++++ Exercise data ++++

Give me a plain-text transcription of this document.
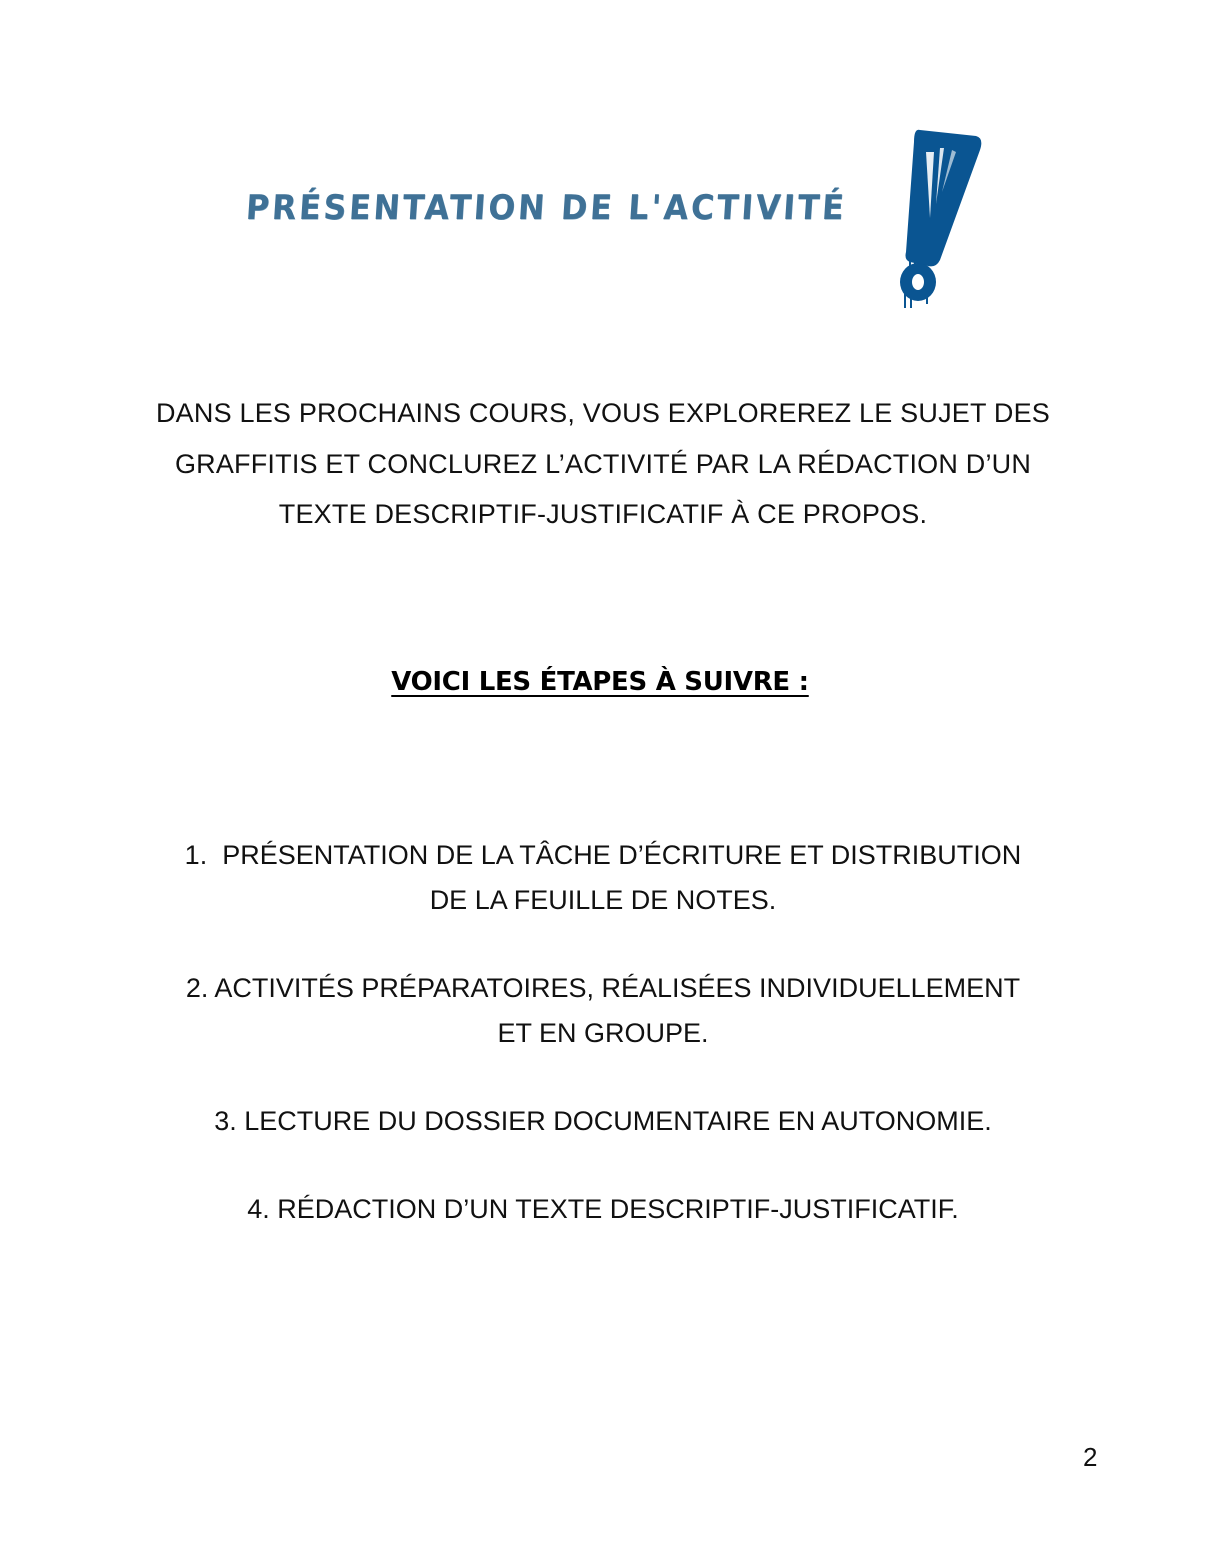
PRÉSENTATION DE L'ACTIVITÉ
DANS LES PROCHAINS COURS, VOUS EXPLOREREZ LE SUJET DES
GRAFFITIS ET CONCLUREZ L’ACTIVITÉ PAR LA RÉDACTION D’UN
TEXTE DESCRIPTIF-JUSTIFICATIF À CE PROPOS.
VOICI LES ÉTAPES À SUIVRE :
1.  PRÉSENTATION DE LA TÂCHE D’ÉCRITURE ET DISTRIBUTION
DE LA FEUILLE DE NOTES.
2. ACTIVITÉS PRÉPARATOIRES, RÉALISÉES INDIVIDUELLEMENT
ET EN GROUPE.
3. LECTURE DU DOSSIER DOCUMENTAIRE EN AUTONOMIE.
4. RÉDACTION D’UN TEXTE DESCRIPTIF-JUSTIFICATIF.
2
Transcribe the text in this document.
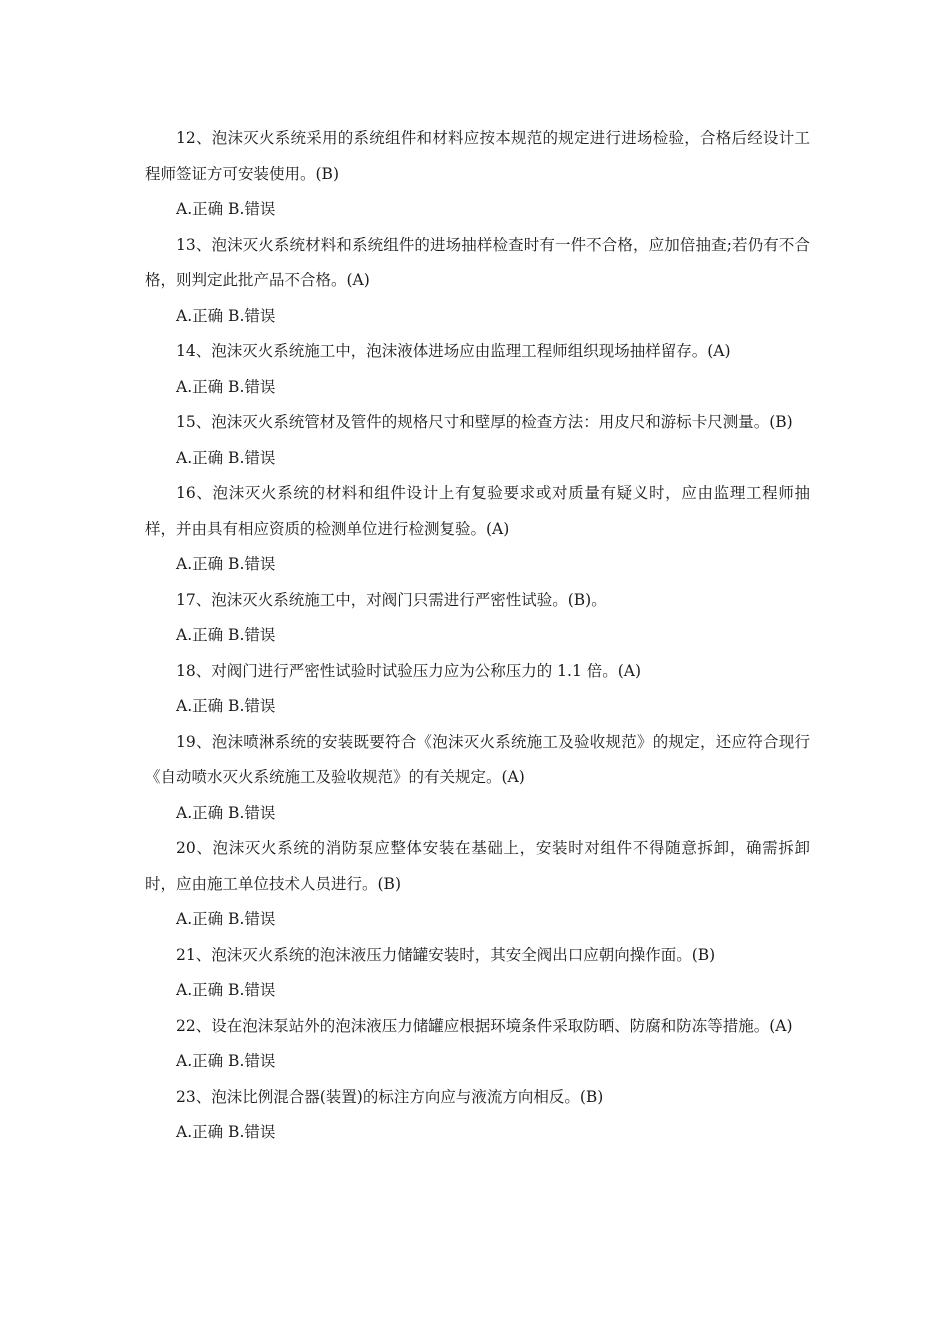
12、泡沫灭火系统采用的系统组件和材料应按本规范的规定进行进场检验，合格后经设计工程师签证方可安装使用。(B)

A.正确 B.错误

13、泡沫灭火系统材料和系统组件的进场抽样检查时有一件不合格，应加倍抽查;若仍有不合格，则判定此批产品不合格。(A)

A.正确 B.错误

14、泡沫灭火系统施工中，泡沫液体进场应由监理工程师组织现场抽样留存。(A)

A.正确 B.错误

15、泡沫灭火系统管材及管件的规格尺寸和壁厚的检查方法：用皮尺和游标卡尺测量。(B)

A.正确 B.错误

16、泡沫灭火系统的材料和组件设计上有复验要求或对质量有疑义时，应由监理工程师抽样，并由具有相应资质的检测单位进行检测复验。(A)

A.正确 B.错误

17、泡沫灭火系统施工中，对阀门只需进行严密性试验。(B)。

A.正确 B.错误

18、对阀门进行严密性试验时试验压力应为公称压力的 1.1 倍。(A)

A.正确 B.错误

19、泡沫喷淋系统的安装既要符合《泡沫灭火系统施工及验收规范》的规定，还应符合现行《自动喷水灭火系统施工及验收规范》的有关规定。(A)

A.正确 B.错误

20、泡沫灭火系统的消防泵应整体安装在基础上，安装时对组件不得随意拆卸，确需拆卸时，应由施工单位技术人员进行。(B)

A.正确 B.错误

21、泡沫灭火系统的泡沫液压力储罐安装时，其安全阀出口应朝向操作面。(B)

A.正确 B.错误

22、设在泡沫泵站外的泡沫液压力储罐应根据环境条件采取防晒、防腐和防冻等措施。(A)

A.正确 B.错误

23、泡沫比例混合器(装置)的标注方向应与液流方向相反。(B)

A.正确 B.错误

++++

§ **To do**
The data should be printed again unchanged; leave its pictures out.

§ **Exercise output**
Give me a plain-text transcription of this document.
PRÉSENTATION DE L'ACTIVITÉ
DANS LES PROCHAINS COURS, VOUS EXPLOREREZ LE SUJET DES
GRAFFITIS ET CONCLUREZ L’ACTIVITÉ PAR LA RÉDACTION D’UN
TEXTE DESCRIPTIF-JUSTIFICATIF À CE PROPOS.
VOICI LES ÉTAPES À SUIVRE :
1.  PRÉSENTATION DE LA TÂCHE D’ÉCRITURE ET DISTRIBUTION
DE LA FEUILLE DE NOTES.
2. ACTIVITÉS PRÉPARATOIRES, RÉALISÉES INDIVIDUELLEMENT
ET EN GROUPE.
3. LECTURE DU DOSSIER DOCUMENTAIRE EN AUTONOMIE.
4. RÉDACTION D’UN TEXTE DESCRIPTIF-JUSTIFICATIF.
2
Transcribe the text in this document.
12、泡沫灭火系统采用的系统组件和材料应按本规范的规定进行进场检验，合格后经设计工程师签证方可安装使用。(B)

A.正确 B.错误

13、泡沫灭火系统材料和系统组件的进场抽样检查时有一件不合格，应加倍抽查;若仍有不合格，则判定此批产品不合格。(A)

A.正确 B.错误

14、泡沫灭火系统施工中，泡沫液体进场应由监理工程师组织现场抽样留存。(A)

A.正确 B.错误

15、泡沫灭火系统管材及管件的规格尺寸和壁厚的检查方法：用皮尺和游标卡尺测量。(B)

A.正确 B.错误

16、泡沫灭火系统的材料和组件设计上有复验要求或对质量有疑义时，应由监理工程师抽样，并由具有相应资质的检测单位进行检测复验。(A)

A.正确 B.错误

17、泡沫灭火系统施工中，对阀门只需进行严密性试验。(B)。

A.正确 B.错误

18、对阀门进行严密性试验时试验压力应为公称压力的 1.1 倍。(A)

A.正确 B.错误

19、泡沫喷淋系统的安装既要符合《泡沫灭火系统施工及验收规范》的规定，还应符合现行《自动喷水灭火系统施工及验收规范》的有关规定。(A)

A.正确 B.错误

20、泡沫灭火系统的消防泵应整体安装在基础上，安装时对组件不得随意拆卸，确需拆卸时，应由施工单位技术人员进行。(B)

A.正确 B.错误

21、泡沫灭火系统的泡沫液压力储罐安装时，其安全阀出口应朝向操作面。(B)

A.正确 B.错误

22、设在泡沫泵站外的泡沫液压力储罐应根据环境条件采取防晒、防腐和防冻等措施。(A)

A.正确 B.错误

23、泡沫比例混合器(装置)的标注方向应与液流方向相反。(B)

A.正确 B.错误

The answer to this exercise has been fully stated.